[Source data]
· · · ·
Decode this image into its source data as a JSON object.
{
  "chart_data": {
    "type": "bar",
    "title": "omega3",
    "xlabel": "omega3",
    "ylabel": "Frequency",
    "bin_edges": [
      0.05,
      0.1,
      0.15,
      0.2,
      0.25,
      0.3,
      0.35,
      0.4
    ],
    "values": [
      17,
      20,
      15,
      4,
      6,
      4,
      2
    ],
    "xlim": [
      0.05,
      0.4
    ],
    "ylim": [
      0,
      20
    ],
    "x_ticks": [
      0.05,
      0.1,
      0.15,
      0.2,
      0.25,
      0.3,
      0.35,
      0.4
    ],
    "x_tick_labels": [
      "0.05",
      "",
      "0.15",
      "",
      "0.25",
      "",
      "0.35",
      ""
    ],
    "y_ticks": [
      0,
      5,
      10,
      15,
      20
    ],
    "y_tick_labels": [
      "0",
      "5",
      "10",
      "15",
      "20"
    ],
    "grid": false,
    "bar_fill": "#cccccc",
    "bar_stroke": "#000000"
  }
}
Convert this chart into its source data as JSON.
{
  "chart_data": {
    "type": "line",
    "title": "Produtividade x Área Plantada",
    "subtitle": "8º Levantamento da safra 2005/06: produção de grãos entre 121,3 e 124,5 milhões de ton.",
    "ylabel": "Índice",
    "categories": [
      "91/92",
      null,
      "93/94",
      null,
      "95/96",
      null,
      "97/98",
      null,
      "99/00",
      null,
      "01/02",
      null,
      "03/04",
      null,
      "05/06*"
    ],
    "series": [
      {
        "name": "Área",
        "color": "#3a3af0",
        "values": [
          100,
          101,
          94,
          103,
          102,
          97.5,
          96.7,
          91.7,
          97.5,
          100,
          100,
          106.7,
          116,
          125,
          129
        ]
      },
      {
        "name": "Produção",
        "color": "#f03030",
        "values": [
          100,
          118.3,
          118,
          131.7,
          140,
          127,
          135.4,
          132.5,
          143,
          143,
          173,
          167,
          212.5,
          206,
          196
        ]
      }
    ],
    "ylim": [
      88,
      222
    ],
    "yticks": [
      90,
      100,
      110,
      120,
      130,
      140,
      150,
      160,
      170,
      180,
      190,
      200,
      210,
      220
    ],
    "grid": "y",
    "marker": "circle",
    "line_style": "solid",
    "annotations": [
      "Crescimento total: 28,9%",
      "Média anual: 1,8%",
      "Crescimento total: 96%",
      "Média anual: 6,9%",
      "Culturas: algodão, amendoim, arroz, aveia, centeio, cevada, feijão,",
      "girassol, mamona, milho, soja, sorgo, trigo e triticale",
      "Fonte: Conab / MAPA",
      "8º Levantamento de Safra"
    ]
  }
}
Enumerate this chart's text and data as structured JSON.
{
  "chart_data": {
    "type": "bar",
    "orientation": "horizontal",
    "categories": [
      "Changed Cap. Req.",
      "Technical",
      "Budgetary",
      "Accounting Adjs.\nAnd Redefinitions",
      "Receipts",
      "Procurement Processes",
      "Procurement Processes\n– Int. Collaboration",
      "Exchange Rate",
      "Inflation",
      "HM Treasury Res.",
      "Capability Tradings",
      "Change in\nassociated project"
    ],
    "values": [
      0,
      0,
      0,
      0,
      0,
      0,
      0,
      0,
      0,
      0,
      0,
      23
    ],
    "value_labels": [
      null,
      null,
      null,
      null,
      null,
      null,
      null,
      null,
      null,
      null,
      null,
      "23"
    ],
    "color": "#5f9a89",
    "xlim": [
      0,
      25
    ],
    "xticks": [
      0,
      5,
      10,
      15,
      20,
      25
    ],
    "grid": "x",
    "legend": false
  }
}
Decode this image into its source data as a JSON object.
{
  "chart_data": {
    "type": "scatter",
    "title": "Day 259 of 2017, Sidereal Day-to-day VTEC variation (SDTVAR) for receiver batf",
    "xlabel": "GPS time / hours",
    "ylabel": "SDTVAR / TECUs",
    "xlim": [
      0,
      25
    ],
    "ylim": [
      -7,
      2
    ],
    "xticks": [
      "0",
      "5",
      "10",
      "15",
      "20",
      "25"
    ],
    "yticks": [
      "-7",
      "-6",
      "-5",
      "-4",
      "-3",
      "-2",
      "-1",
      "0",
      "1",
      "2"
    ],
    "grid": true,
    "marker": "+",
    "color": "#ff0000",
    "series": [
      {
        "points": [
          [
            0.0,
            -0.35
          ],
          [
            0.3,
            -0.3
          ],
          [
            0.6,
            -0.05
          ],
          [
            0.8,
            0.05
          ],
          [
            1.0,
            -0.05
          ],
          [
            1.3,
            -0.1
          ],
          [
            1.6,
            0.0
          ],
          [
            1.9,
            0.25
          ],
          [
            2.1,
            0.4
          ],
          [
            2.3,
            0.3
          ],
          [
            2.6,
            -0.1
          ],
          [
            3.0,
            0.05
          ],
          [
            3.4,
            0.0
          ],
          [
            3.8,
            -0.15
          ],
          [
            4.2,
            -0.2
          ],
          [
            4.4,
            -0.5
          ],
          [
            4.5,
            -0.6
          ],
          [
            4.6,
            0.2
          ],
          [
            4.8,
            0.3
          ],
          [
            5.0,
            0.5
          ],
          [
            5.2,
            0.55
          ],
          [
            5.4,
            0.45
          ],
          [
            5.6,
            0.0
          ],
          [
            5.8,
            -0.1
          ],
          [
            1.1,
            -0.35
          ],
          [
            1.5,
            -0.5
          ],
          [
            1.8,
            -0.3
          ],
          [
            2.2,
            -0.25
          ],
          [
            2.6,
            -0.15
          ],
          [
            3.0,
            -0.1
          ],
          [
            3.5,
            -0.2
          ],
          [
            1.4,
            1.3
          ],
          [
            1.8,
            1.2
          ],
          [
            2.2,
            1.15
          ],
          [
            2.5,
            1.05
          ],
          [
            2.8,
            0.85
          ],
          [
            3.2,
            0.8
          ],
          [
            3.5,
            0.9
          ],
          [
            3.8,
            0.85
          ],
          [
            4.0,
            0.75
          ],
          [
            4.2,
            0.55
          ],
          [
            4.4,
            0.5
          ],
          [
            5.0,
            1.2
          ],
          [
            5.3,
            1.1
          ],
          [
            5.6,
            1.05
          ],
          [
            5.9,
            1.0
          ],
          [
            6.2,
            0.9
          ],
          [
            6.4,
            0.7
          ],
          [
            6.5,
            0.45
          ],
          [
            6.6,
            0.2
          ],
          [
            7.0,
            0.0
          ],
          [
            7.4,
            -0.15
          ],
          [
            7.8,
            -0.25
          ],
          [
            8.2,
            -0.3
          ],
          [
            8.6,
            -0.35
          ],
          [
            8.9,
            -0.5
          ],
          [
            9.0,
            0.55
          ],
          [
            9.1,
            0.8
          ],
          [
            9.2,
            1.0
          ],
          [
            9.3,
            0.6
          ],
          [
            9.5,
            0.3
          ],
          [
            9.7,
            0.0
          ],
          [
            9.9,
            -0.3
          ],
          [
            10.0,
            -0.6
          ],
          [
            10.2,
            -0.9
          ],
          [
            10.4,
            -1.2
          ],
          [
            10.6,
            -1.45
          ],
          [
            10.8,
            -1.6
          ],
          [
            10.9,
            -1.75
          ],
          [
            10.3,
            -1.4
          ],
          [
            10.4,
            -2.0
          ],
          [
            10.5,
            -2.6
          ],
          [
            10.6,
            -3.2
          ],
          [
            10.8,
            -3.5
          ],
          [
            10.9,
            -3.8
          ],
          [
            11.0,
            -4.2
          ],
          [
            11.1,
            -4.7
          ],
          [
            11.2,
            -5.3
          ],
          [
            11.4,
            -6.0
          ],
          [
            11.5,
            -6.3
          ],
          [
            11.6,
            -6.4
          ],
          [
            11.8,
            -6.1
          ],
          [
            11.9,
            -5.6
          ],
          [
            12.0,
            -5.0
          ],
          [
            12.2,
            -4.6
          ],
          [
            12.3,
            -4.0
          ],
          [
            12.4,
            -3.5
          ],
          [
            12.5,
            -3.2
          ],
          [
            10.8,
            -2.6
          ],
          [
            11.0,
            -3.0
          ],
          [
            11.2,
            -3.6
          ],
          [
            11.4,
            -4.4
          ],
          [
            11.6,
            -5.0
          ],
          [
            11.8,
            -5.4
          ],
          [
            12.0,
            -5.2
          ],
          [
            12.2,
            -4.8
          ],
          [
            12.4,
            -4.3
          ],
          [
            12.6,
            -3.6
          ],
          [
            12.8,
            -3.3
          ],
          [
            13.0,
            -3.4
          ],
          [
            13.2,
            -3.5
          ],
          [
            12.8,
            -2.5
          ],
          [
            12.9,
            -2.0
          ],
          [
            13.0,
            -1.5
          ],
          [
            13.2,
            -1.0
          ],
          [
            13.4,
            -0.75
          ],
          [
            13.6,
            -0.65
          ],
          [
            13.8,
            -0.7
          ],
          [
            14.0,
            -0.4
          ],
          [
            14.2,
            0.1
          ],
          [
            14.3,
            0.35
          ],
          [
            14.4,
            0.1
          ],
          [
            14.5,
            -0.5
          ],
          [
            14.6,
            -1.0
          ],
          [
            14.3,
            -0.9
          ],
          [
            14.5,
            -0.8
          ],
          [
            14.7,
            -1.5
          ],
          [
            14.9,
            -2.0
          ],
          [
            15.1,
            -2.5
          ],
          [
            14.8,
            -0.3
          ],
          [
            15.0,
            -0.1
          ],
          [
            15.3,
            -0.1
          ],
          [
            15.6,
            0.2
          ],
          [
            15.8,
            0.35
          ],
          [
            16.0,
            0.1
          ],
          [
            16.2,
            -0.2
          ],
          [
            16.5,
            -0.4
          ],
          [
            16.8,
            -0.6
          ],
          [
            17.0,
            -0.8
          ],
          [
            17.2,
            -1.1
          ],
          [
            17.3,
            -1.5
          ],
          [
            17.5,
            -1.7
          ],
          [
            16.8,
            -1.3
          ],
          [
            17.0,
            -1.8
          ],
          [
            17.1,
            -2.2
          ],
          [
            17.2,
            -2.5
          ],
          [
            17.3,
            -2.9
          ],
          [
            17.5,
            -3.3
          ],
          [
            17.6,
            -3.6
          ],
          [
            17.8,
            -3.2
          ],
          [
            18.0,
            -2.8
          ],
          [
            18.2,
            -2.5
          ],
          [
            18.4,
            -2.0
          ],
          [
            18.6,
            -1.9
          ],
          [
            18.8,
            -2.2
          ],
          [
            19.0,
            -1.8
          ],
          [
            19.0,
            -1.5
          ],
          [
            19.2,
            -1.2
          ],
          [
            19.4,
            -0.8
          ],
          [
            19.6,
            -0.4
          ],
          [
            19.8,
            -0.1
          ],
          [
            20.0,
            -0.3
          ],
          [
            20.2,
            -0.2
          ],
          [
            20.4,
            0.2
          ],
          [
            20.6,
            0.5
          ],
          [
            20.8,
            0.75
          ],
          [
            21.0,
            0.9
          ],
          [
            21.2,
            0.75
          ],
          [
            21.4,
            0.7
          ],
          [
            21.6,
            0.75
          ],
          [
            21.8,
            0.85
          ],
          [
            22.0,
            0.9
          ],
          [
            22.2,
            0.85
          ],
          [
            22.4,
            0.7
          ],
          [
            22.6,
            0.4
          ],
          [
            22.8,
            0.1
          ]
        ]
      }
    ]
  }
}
· · · ·
Check each line of the entries for the string "Crescimento". Copy the lines that have it.

» The answer:
      "Crescimento total: 28,9%",
      "Crescimento total: 96%",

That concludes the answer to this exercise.